Supplied records

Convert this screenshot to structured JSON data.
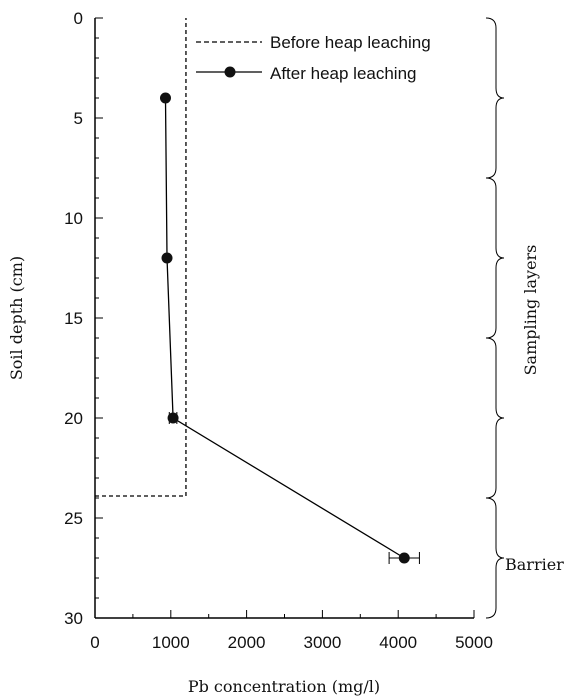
{
  "chart_data": {
    "type": "line",
    "xlabel": "Pb concentration (mg/l)",
    "ylabel": "Soil depth (cm)",
    "xlim": [
      0,
      5000
    ],
    "ylim": [
      0,
      30
    ],
    "y_inverted": true,
    "x_ticks": [
      "0",
      "1000",
      "2000",
      "3000",
      "4000",
      "5000"
    ],
    "y_ticks": [
      "0",
      "5",
      "10",
      "15",
      "20",
      "25",
      "30"
    ],
    "grid": false,
    "legend_position": "top-right",
    "series": [
      {
        "name": "Before heap leaching",
        "style": "dashed",
        "x": [
          0,
          1200,
          1200
        ],
        "y": [
          23.9,
          23.9,
          0
        ]
      },
      {
        "name": "After heap leaching",
        "style": "solid-with-markers",
        "x": [
          930,
          950,
          1030,
          4080
        ],
        "y": [
          4,
          12,
          20,
          27
        ],
        "x_error": [
          0,
          0,
          50,
          200
        ]
      }
    ],
    "annotations": {
      "sampling_layers_label": "Sampling layers",
      "barrier_label": "Barrier",
      "sampling_brackets": [
        [
          0,
          8
        ],
        [
          8,
          16
        ],
        [
          16,
          24
        ]
      ],
      "barrier_bracket": [
        24,
        30
      ]
    }
  }
}
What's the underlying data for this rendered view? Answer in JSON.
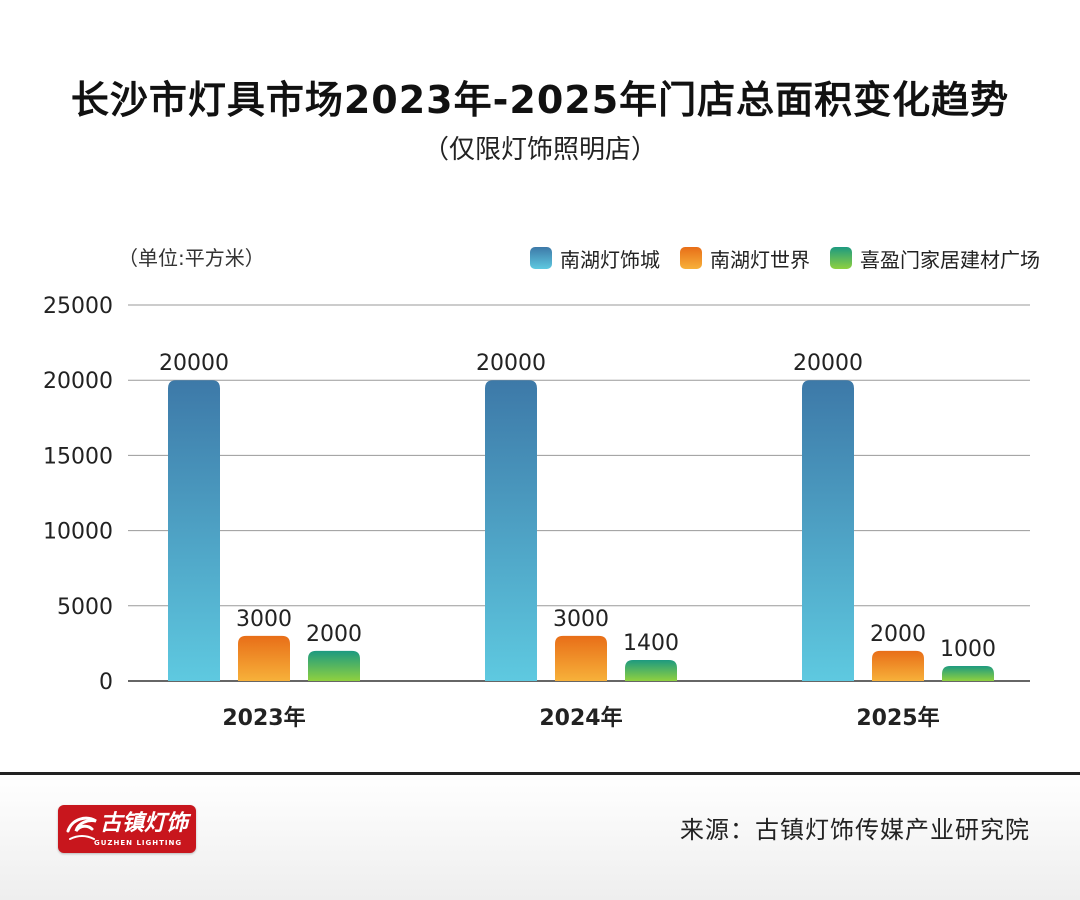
{
  "chart_data": {
    "type": "bar",
    "title": "长沙市灯具市场2023年-2025年门店总面积变化趋势",
    "subtitle": "（仅限灯饰照明店）",
    "unit_label": "（单位:平方米）",
    "categories": [
      "2023年",
      "2024年",
      "2025年"
    ],
    "series": [
      {
        "name": "南湖灯饰城",
        "values": [
          20000,
          20000,
          20000
        ],
        "color_top": "#3d79a8",
        "color_bottom": "#5ec9e0"
      },
      {
        "name": "南湖灯世界",
        "values": [
          3000,
          3000,
          2000
        ],
        "color_top": "#e86e18",
        "color_bottom": "#f7b13a"
      },
      {
        "name": "喜盈门家居建材广场",
        "values": [
          2000,
          1400,
          1000
        ],
        "color_top": "#1d9a80",
        "color_bottom": "#8fd13f"
      }
    ],
    "y_ticks": [
      0,
      5000,
      10000,
      15000,
      20000,
      25000
    ],
    "ylim": [
      0,
      25000
    ],
    "grid": true,
    "legend_position": "top-right",
    "xlabel": "",
    "ylabel": ""
  },
  "footer": {
    "logo_text": "古镇灯饰",
    "logo_subtext": "GUZHEN LIGHTING",
    "source": "来源：古镇灯饰传媒产业研究院"
  }
}
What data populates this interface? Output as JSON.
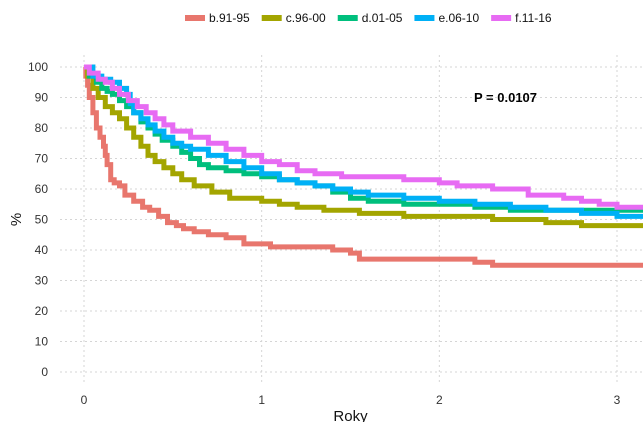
{
  "chart_data": {
    "type": "line",
    "step": true,
    "title": "",
    "xlabel": "Roky",
    "ylabel": "%",
    "xlim": [
      -0.13,
      3.15
    ],
    "ylim": [
      0,
      100
    ],
    "xticks": [
      0,
      1,
      2,
      3
    ],
    "yticks": [
      0,
      10,
      20,
      30,
      40,
      50,
      60,
      70,
      80,
      90,
      100
    ],
    "grid": true,
    "legend_position": "top",
    "annotation": "P =  0.0107",
    "series": [
      {
        "name": "b.91-95",
        "color": "#E8766D",
        "x": [
          0,
          0.01,
          0.02,
          0.03,
          0.05,
          0.07,
          0.09,
          0.11,
          0.12,
          0.13,
          0.15,
          0.17,
          0.2,
          0.23,
          0.28,
          0.33,
          0.37,
          0.42,
          0.47,
          0.52,
          0.56,
          0.62,
          0.7,
          0.8,
          0.9,
          1.05,
          1.2,
          1.4,
          1.5,
          1.55,
          1.75,
          2.0,
          2.2,
          2.3,
          2.5,
          3.2
        ],
        "y": [
          100,
          97,
          94,
          90,
          85,
          80,
          77,
          74,
          71,
          68,
          63,
          62,
          61,
          58,
          56,
          54,
          53,
          51,
          49,
          48,
          47,
          46,
          45,
          44,
          42,
          41,
          41,
          40,
          39,
          37,
          37,
          37,
          36,
          35,
          35,
          35
        ]
      },
      {
        "name": "c.96-00",
        "color": "#A3A500",
        "x": [
          0,
          0.02,
          0.05,
          0.08,
          0.12,
          0.16,
          0.2,
          0.24,
          0.28,
          0.32,
          0.36,
          0.4,
          0.45,
          0.5,
          0.55,
          0.62,
          0.72,
          0.82,
          1.0,
          1.1,
          1.2,
          1.35,
          1.55,
          1.8,
          2.0,
          2.3,
          2.6,
          2.8,
          3.2
        ],
        "y": [
          100,
          97,
          93,
          90,
          87,
          85,
          83,
          80,
          77,
          74,
          71,
          69,
          67,
          65,
          63,
          61,
          59,
          57,
          56,
          55,
          54,
          53,
          52,
          51,
          51,
          50,
          49,
          48,
          47
        ]
      },
      {
        "name": "d.01-05",
        "color": "#00BF7D",
        "x": [
          0,
          0.03,
          0.07,
          0.1,
          0.13,
          0.16,
          0.2,
          0.24,
          0.28,
          0.32,
          0.36,
          0.4,
          0.44,
          0.5,
          0.55,
          0.6,
          0.65,
          0.7,
          0.8,
          0.9,
          1.0,
          1.1,
          1.2,
          1.3,
          1.4,
          1.5,
          1.6,
          1.8,
          2.0,
          2.2,
          2.4,
          2.6,
          3.2
        ],
        "y": [
          100,
          97,
          95,
          93,
          92,
          91,
          89,
          87,
          85,
          82,
          80,
          78,
          76,
          74,
          72,
          70,
          68,
          67,
          66,
          65,
          64,
          63,
          62,
          61,
          59,
          57,
          56,
          55,
          55,
          54,
          53,
          53,
          52
        ]
      },
      {
        "name": "e.06-10",
        "color": "#00B0F6",
        "x": [
          0,
          0.05,
          0.1,
          0.15,
          0.2,
          0.24,
          0.26,
          0.28,
          0.32,
          0.36,
          0.4,
          0.45,
          0.5,
          0.55,
          0.6,
          0.7,
          0.8,
          0.9,
          1.0,
          1.1,
          1.2,
          1.3,
          1.4,
          1.5,
          1.6,
          1.8,
          2.0,
          2.2,
          2.4,
          2.6,
          2.8,
          3.0,
          3.2
        ],
        "y": [
          100,
          97,
          96,
          95,
          93,
          91,
          88,
          85,
          83,
          81,
          79,
          77,
          75,
          74,
          73,
          71,
          69,
          67,
          65,
          63,
          62,
          61,
          60,
          59,
          58,
          57,
          56,
          55,
          54,
          53,
          52,
          51,
          50
        ]
      },
      {
        "name": "f.11-16",
        "color": "#E76BF3",
        "x": [
          0,
          0.03,
          0.08,
          0.12,
          0.16,
          0.2,
          0.25,
          0.3,
          0.35,
          0.4,
          0.45,
          0.5,
          0.6,
          0.7,
          0.8,
          0.9,
          1.0,
          1.1,
          1.2,
          1.3,
          1.45,
          1.6,
          1.8,
          1.9,
          2.0,
          2.1,
          2.3,
          2.5,
          2.7,
          2.8,
          2.9,
          3.0,
          3.2
        ],
        "y": [
          100,
          98,
          96,
          95,
          93,
          91,
          89,
          87,
          85,
          83,
          81,
          79,
          77,
          75,
          73,
          71,
          69,
          68,
          66,
          65,
          64,
          64,
          63,
          63,
          62,
          61,
          60,
          58,
          57,
          56,
          55,
          54,
          54
        ]
      }
    ]
  }
}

Task directions
Repeat the full listing above exactly, with no pictures in the copy.

Expected answer
Convert this screenshot to structured JSON data.
{
  "chart_data": {
    "type": "line",
    "xlabel": "Pb concentration (mg/l)",
    "ylabel": "Soil depth (cm)",
    "xlim": [
      0,
      5000
    ],
    "ylim": [
      0,
      30
    ],
    "y_inverted": true,
    "x_ticks": [
      "0",
      "1000",
      "2000",
      "3000",
      "4000",
      "5000"
    ],
    "y_ticks": [
      "0",
      "5",
      "10",
      "15",
      "20",
      "25",
      "30"
    ],
    "grid": false,
    "legend_position": "top-right",
    "series": [
      {
        "name": "Before heap leaching",
        "style": "dashed",
        "x": [
          0,
          1200,
          1200
        ],
        "y": [
          23.9,
          23.9,
          0
        ]
      },
      {
        "name": "After heap leaching",
        "style": "solid-with-markers",
        "x": [
          930,
          950,
          1030,
          4080
        ],
        "y": [
          4,
          12,
          20,
          27
        ],
        "x_error": [
          0,
          0,
          50,
          200
        ]
      }
    ],
    "annotations": {
      "sampling_layers_label": "Sampling layers",
      "barrier_label": "Barrier",
      "sampling_brackets": [
        [
          0,
          8
        ],
        [
          8,
          16
        ],
        [
          16,
          24
        ]
      ],
      "barrier_bracket": [
        24,
        30
      ]
    }
  }
}
What's the underlying data for this rendered view? Answer in JSON.
{
  "chart_data": {
    "type": "bar",
    "title": "长沙市灯具市场2023年-2025年门店总面积变化趋势",
    "subtitle": "（仅限灯饰照明店）",
    "unit_label": "（单位:平方米）",
    "categories": [
      "2023年",
      "2024年",
      "2025年"
    ],
    "series": [
      {
        "name": "南湖灯饰城",
        "values": [
          20000,
          20000,
          20000
        ],
        "color_top": "#3d79a8",
        "color_bottom": "#5ec9e0"
      },
      {
        "name": "南湖灯世界",
        "values": [
          3000,
          3000,
          2000
        ],
        "color_top": "#e86e18",
        "color_bottom": "#f7b13a"
      },
      {
        "name": "喜盈门家居建材广场",
        "values": [
          2000,
          1400,
          1000
        ],
        "color_top": "#1d9a80",
        "color_bottom": "#8fd13f"
      }
    ],
    "y_ticks": [
      0,
      5000,
      10000,
      15000,
      20000,
      25000
    ],
    "ylim": [
      0,
      25000
    ],
    "grid": true,
    "legend_position": "top-right",
    "xlabel": "",
    "ylabel": ""
  },
  "footer": {
    "logo_text": "古镇灯饰",
    "logo_subtext": "GUZHEN LIGHTING",
    "source": "来源：古镇灯饰传媒产业研究院"
  }
}
What data populates this interface? Output as JSON.
{
  "chart_data": {
    "type": "line",
    "step": true,
    "title": "",
    "xlabel": "Roky",
    "ylabel": "%",
    "xlim": [
      -0.13,
      3.15
    ],
    "ylim": [
      0,
      100
    ],
    "xticks": [
      0,
      1,
      2,
      3
    ],
    "yticks": [
      0,
      10,
      20,
      30,
      40,
      50,
      60,
      70,
      80,
      90,
      100
    ],
    "grid": true,
    "legend_position": "top",
    "annotation": "P =  0.0107",
    "series": [
      {
        "name": "b.91-95",
        "color": "#E8766D",
        "x": [
          0,
          0.01,
          0.02,
          0.03,
          0.05,
          0.07,
          0.09,
          0.11,
          0.12,
          0.13,
          0.15,
          0.17,
          0.2,
          0.23,
          0.28,
          0.33,
          0.37,
          0.42,
          0.47,
          0.52,
          0.56,
          0.62,
          0.7,
          0.8,
          0.9,
          1.05,
          1.2,
          1.4,
          1.5,
          1.55,
          1.75,
          2.0,
          2.2,
          2.3,
          2.5,
          3.2
        ],
        "y": [
          100,
          97,
          94,
          90,
          85,
          80,
          77,
          74,
          71,
          68,
          63,
          62,
          61,
          58,
          56,
          54,
          53,
          51,
          49,
          48,
          47,
          46,
          45,
          44,
          42,
          41,
          41,
          40,
          39,
          37,
          37,
          37,
          36,
          35,
          35,
          35
        ]
      },
      {
        "name": "c.96-00",
        "color": "#A3A500",
        "x": [
          0,
          0.02,
          0.05,
          0.08,
          0.12,
          0.16,
          0.2,
          0.24,
          0.28,
          0.32,
          0.36,
          0.4,
          0.45,
          0.5,
          0.55,
          0.62,
          0.72,
          0.82,
          1.0,
          1.1,
          1.2,
          1.35,
          1.55,
          1.8,
          2.0,
          2.3,
          2.6,
          2.8,
          3.2
        ],
        "y": [
          100,
          97,
          93,
          90,
          87,
          85,
          83,
          80,
          77,
          74,
          71,
          69,
          67,
          65,
          63,
          61,
          59,
          57,
          56,
          55,
          54,
          53,
          52,
          51,
          51,
          50,
          49,
          48,
          47
        ]
      },
      {
        "name": "d.01-05",
        "color": "#00BF7D",
        "x": [
          0,
          0.03,
          0.07,
          0.1,
          0.13,
          0.16,
          0.2,
          0.24,
          0.28,
          0.32,
          0.36,
          0.4,
          0.44,
          0.5,
          0.55,
          0.6,
          0.65,
          0.7,
          0.8,
          0.9,
          1.0,
          1.1,
          1.2,
          1.3,
          1.4,
          1.5,
          1.6,
          1.8,
          2.0,
          2.2,
          2.4,
          2.6,
          3.2
        ],
        "y": [
          100,
          97,
          95,
          93,
          92,
          91,
          89,
          87,
          85,
          82,
          80,
          78,
          76,
          74,
          72,
          70,
          68,
          67,
          66,
          65,
          64,
          63,
          62,
          61,
          59,
          57,
          56,
          55,
          55,
          54,
          53,
          53,
          52
        ]
      },
      {
        "name": "e.06-10",
        "color": "#00B0F6",
        "x": [
          0,
          0.05,
          0.1,
          0.15,
          0.2,
          0.24,
          0.26,
          0.28,
          0.32,
          0.36,
          0.4,
          0.45,
          0.5,
          0.55,
          0.6,
          0.7,
          0.8,
          0.9,
          1.0,
          1.1,
          1.2,
          1.3,
          1.4,
          1.5,
          1.6,
          1.8,
          2.0,
          2.2,
          2.4,
          2.6,
          2.8,
          3.0,
          3.2
        ],
        "y": [
          100,
          97,
          96,
          95,
          93,
          91,
          88,
          85,
          83,
          81,
          79,
          77,
          75,
          74,
          73,
          71,
          69,
          67,
          65,
          63,
          62,
          61,
          60,
          59,
          58,
          57,
          56,
          55,
          54,
          53,
          52,
          51,
          50
        ]
      },
      {
        "name": "f.11-16",
        "color": "#E76BF3",
        "x": [
          0,
          0.03,
          0.08,
          0.12,
          0.16,
          0.2,
          0.25,
          0.3,
          0.35,
          0.4,
          0.45,
          0.5,
          0.6,
          0.7,
          0.8,
          0.9,
          1.0,
          1.1,
          1.2,
          1.3,
          1.45,
          1.6,
          1.8,
          1.9,
          2.0,
          2.1,
          2.3,
          2.5,
          2.7,
          2.8,
          2.9,
          3.0,
          3.2
        ],
        "y": [
          100,
          98,
          96,
          95,
          93,
          91,
          89,
          87,
          85,
          83,
          81,
          79,
          77,
          75,
          73,
          71,
          69,
          68,
          66,
          65,
          64,
          64,
          63,
          63,
          62,
          61,
          60,
          58,
          57,
          56,
          55,
          54,
          54
        ]
      }
    ]
  }
}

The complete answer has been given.